## Task goal:
Print, exactly and completely, every entry in the data.

Records that describe figures
________

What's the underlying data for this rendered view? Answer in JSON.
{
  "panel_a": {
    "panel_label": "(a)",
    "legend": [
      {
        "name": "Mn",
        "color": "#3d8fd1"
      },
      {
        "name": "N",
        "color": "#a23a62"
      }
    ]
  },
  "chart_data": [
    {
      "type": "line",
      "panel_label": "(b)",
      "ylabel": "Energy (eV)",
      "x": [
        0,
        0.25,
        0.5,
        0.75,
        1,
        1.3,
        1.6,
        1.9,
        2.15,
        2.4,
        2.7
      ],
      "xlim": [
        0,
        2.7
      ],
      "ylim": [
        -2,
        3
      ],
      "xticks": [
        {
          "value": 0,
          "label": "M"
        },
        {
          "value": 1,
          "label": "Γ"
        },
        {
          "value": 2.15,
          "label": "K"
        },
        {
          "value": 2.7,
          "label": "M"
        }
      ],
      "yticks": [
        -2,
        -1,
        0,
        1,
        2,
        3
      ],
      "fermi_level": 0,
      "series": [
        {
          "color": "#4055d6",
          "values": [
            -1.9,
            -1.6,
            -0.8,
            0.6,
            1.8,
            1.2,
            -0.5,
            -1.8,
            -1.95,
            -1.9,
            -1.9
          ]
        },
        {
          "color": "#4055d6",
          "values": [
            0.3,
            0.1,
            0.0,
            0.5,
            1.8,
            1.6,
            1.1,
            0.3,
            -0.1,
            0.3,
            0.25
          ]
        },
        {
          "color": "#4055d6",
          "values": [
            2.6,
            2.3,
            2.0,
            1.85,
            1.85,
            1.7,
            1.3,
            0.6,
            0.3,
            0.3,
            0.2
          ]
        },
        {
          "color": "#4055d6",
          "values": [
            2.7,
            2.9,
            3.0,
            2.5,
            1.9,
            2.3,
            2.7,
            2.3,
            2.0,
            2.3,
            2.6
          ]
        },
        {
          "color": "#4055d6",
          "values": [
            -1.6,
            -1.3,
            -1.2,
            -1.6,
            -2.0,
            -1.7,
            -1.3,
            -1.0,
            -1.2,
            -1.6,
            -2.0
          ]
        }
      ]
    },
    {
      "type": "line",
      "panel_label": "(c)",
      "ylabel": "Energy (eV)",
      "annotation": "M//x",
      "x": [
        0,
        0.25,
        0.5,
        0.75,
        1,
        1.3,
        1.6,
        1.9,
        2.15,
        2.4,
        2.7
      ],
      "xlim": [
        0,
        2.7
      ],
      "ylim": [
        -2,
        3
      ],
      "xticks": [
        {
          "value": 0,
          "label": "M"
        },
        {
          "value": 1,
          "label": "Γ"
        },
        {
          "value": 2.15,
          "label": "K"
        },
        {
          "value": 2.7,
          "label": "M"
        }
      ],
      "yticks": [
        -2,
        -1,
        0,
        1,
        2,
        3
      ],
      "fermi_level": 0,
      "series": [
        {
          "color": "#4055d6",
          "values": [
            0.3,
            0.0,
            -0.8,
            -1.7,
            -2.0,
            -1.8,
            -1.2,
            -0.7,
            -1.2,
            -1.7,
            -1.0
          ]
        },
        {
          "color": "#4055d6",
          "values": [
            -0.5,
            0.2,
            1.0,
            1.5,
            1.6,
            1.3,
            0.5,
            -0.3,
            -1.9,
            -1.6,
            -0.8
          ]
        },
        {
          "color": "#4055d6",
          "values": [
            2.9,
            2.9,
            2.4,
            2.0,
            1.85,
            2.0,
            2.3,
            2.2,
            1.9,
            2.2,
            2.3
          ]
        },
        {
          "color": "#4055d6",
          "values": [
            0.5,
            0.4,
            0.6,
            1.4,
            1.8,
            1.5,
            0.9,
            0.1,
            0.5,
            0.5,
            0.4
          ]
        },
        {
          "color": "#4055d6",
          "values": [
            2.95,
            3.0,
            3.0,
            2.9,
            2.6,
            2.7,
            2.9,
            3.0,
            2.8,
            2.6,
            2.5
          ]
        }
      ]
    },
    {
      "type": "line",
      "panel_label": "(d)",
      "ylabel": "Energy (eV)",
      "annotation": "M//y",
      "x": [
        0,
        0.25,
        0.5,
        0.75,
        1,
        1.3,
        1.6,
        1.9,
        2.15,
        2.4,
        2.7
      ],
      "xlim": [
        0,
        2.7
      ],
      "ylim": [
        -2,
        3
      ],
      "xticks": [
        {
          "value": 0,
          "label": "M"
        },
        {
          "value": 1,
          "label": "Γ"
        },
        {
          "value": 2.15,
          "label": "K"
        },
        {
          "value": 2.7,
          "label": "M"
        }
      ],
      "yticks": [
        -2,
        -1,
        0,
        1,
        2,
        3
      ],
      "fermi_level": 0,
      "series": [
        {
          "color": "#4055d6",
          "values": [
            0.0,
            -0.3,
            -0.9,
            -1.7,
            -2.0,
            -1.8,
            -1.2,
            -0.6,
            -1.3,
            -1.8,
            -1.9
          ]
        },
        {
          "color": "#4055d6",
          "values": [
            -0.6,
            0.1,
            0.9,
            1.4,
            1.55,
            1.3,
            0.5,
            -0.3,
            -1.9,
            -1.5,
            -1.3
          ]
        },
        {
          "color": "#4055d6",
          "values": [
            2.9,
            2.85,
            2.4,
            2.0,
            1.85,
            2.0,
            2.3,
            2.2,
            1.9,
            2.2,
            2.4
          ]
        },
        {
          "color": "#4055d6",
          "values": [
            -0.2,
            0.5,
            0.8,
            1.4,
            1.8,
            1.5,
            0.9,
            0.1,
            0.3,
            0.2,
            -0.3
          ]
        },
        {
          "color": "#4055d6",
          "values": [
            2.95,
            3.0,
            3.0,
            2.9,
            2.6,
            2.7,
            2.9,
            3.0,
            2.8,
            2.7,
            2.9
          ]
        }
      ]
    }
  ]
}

________

## Solved exercise:
What's the underlying data for this rendered view? Answer in JSON.
{
  "panel_a": {
    "panel_label": "(a)",
    "legend": [
      {
        "name": "Mn",
        "color": "#3d8fd1"
      },
      {
        "name": "N",
        "color": "#a23a62"
      }
    ]
  },
  "chart_data": [
    {
      "type": "line",
      "panel_label": "(b)",
      "ylabel": "Energy (eV)",
      "x": [
        0,
        0.25,
        0.5,
        0.75,
        1,
        1.3,
        1.6,
        1.9,
        2.15,
        2.4,
        2.7
      ],
      "xlim": [
        0,
        2.7
      ],
      "ylim": [
        -2,
        3
      ],
      "xticks": [
        {
          "value": 0,
          "label": "M"
        },
        {
          "value": 1,
          "label": "Γ"
        },
        {
          "value": 2.15,
          "label": "K"
        },
        {
          "value": 2.7,
          "label": "M"
        }
      ],
      "yticks": [
        -2,
        -1,
        0,
        1,
        2,
        3
      ],
      "fermi_level": 0,
      "series": [
        {
          "color": "#4055d6",
          "values": [
            -1.9,
            -1.6,
            -0.8,
            0.6,
            1.8,
            1.2,
            -0.5,
            -1.8,
            -1.95,
            -1.9,
            -1.9
          ]
        },
        {
          "color": "#4055d6",
          "values": [
            0.3,
            0.1,
            0.0,
            0.5,
            1.8,
            1.6,
            1.1,
            0.3,
            -0.1,
            0.3,
            0.25
          ]
        },
        {
          "color": "#4055d6",
          "values": [
            2.6,
            2.3,
            2.0,
            1.85,
            1.85,
            1.7,
            1.3,
            0.6,
            0.3,
            0.3,
            0.2
          ]
        },
        {
          "color": "#4055d6",
          "values": [
            2.7,
            2.9,
            3.0,
            2.5,
            1.9,
            2.3,
            2.7,
            2.3,
            2.0,
            2.3,
            2.6
          ]
        },
        {
          "color": "#4055d6",
          "values": [
            -1.6,
            -1.3,
            -1.2,
            -1.6,
            -2.0,
            -1.7,
            -1.3,
            -1.0,
            -1.2,
            -1.6,
            -2.0
          ]
        }
      ]
    },
    {
      "type": "line",
      "panel_label": "(c)",
      "ylabel": "Energy (eV)",
      "annotation": "M//x",
      "x": [
        0,
        0.25,
        0.5,
        0.75,
        1,
        1.3,
        1.6,
        1.9,
        2.15,
        2.4,
        2.7
      ],
      "xlim": [
        0,
        2.7
      ],
      "ylim": [
        -2,
        3
      ],
      "xticks": [
        {
          "value": 0,
          "label": "M"
        },
        {
          "value": 1,
          "label": "Γ"
        },
        {
          "value": 2.15,
          "label": "K"
        },
        {
          "value": 2.7,
          "label": "M"
        }
      ],
      "yticks": [
        -2,
        -1,
        0,
        1,
        2,
        3
      ],
      "fermi_level": 0,
      "series": [
        {
          "color": "#4055d6",
          "values": [
            0.3,
            0.0,
            -0.8,
            -1.7,
            -2.0,
            -1.8,
            -1.2,
            -0.7,
            -1.2,
            -1.7,
            -1.0
          ]
        },
        {
          "color": "#4055d6",
          "values": [
            -0.5,
            0.2,
            1.0,
            1.5,
            1.6,
            1.3,
            0.5,
            -0.3,
            -1.9,
            -1.6,
            -0.8
          ]
        },
        {
          "color": "#4055d6",
          "values": [
            2.9,
            2.9,
            2.4,
            2.0,
            1.85,
            2.0,
            2.3,
            2.2,
            1.9,
            2.2,
            2.3
          ]
        },
        {
          "color": "#4055d6",
          "values": [
            0.5,
            0.4,
            0.6,
            1.4,
            1.8,
            1.5,
            0.9,
            0.1,
            0.5,
            0.5,
            0.4
          ]
        },
        {
          "color": "#4055d6",
          "values": [
            2.95,
            3.0,
            3.0,
            2.9,
            2.6,
            2.7,
            2.9,
            3.0,
            2.8,
            2.6,
            2.5
          ]
        }
      ]
    },
    {
      "type": "line",
      "panel_label": "(d)",
      "ylabel": "Energy (eV)",
      "annotation": "M//y",
      "x": [
        0,
        0.25,
        0.5,
        0.75,
        1,
        1.3,
        1.6,
        1.9,
        2.15,
        2.4,
        2.7
      ],
      "xlim": [
        0,
        2.7
      ],
      "ylim": [
        -2,
        3
      ],
      "xticks": [
        {
          "value": 0,
          "label": "M"
        },
        {
          "value": 1,
          "label": "Γ"
        },
        {
          "value": 2.15,
          "label": "K"
        },
        {
          "value": 2.7,
          "label": "M"
        }
      ],
      "yticks": [
        -2,
        -1,
        0,
        1,
        2,
        3
      ],
      "fermi_level": 0,
      "series": [
        {
          "color": "#4055d6",
          "values": [
            0.0,
            -0.3,
            -0.9,
            -1.7,
            -2.0,
            -1.8,
            -1.2,
            -0.6,
            -1.3,
            -1.8,
            -1.9
          ]
        },
        {
          "color": "#4055d6",
          "values": [
            -0.6,
            0.1,
            0.9,
            1.4,
            1.55,
            1.3,
            0.5,
            -0.3,
            -1.9,
            -1.5,
            -1.3
          ]
        },
        {
          "color": "#4055d6",
          "values": [
            2.9,
            2.85,
            2.4,
            2.0,
            1.85,
            2.0,
            2.3,
            2.2,
            1.9,
            2.2,
            2.4
          ]
        },
        {
          "color": "#4055d6",
          "values": [
            -0.2,
            0.5,
            0.8,
            1.4,
            1.8,
            1.5,
            0.9,
            0.1,
            0.3,
            0.2,
            -0.3
          ]
        },
        {
          "color": "#4055d6",
          "values": [
            2.95,
            3.0,
            3.0,
            2.9,
            2.6,
            2.7,
            2.9,
            3.0,
            2.8,
            2.7,
            2.9
          ]
        }
      ]
    }
  ]
}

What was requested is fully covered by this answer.